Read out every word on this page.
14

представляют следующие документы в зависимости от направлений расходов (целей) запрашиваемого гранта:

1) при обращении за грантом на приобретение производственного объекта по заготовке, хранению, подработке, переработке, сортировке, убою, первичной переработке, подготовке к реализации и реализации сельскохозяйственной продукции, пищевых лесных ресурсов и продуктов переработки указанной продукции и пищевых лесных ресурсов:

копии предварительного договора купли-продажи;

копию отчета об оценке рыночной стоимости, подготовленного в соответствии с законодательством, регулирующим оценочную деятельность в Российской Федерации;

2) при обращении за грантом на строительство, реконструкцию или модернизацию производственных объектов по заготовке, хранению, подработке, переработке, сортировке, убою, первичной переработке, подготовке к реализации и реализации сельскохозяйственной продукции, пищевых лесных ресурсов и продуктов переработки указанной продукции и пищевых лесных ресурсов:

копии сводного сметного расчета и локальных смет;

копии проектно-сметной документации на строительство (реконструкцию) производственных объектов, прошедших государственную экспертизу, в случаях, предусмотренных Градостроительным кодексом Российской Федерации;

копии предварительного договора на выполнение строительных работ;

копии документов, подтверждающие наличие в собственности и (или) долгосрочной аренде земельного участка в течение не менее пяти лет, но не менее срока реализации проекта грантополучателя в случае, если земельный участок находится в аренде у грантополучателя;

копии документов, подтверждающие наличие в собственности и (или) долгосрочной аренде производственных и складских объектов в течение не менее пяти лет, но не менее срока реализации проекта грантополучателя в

> _SHORT PROBLEM_: Repeat each entry word for word.

> _FINISHED ANSWER_:
Read out every word on this page.
14

представляют следующие документы в зависимости от направлений расходов (целей) запрашиваемого гранта:

1) при обращении за грантом на приобретение производственного объекта по заготовке, хранению, подработке, переработке, сортировке, убою, первичной переработке, подготовке к реализации и реализации сельскохозяйственной продукции, пищевых лесных ресурсов и продуктов переработки указанной продукции и пищевых лесных ресурсов:

копии предварительного договора купли-продажи;

копию отчета об оценке рыночной стоимости, подготовленного в соответствии с законодательством, регулирующим оценочную деятельность в Российской Федерации;

2) при обращении за грантом на строительство, реконструкцию или модернизацию производственных объектов по заготовке, хранению, подработке, переработке, сортировке, убою, первичной переработке, подготовке к реализации и реализации сельскохозяйственной продукции, пищевых лесных ресурсов и продуктов переработки указанной продукции и пищевых лесных ресурсов:

копии сводного сметного расчета и локальных смет;

копии проектно-сметной документации на строительство (реконструкцию) производственных объектов, прошедших государственную экспертизу, в случаях, предусмотренных Градостроительным кодексом Российской Федерации;

копии предварительного договора на выполнение строительных работ;

копии документов, подтверждающие наличие в собственности и (или) долгосрочной аренде земельного участка в течение не менее пяти лет, но не менее срока реализации проекта грантополучателя в случае, если земельный участок находится в аренде у грантополучателя;

копии документов, подтверждающие наличие в собственности и (или) долгосрочной аренде производственных и складских объектов в течение не менее пяти лет, но не менее срока реализации проекта грантополучателя в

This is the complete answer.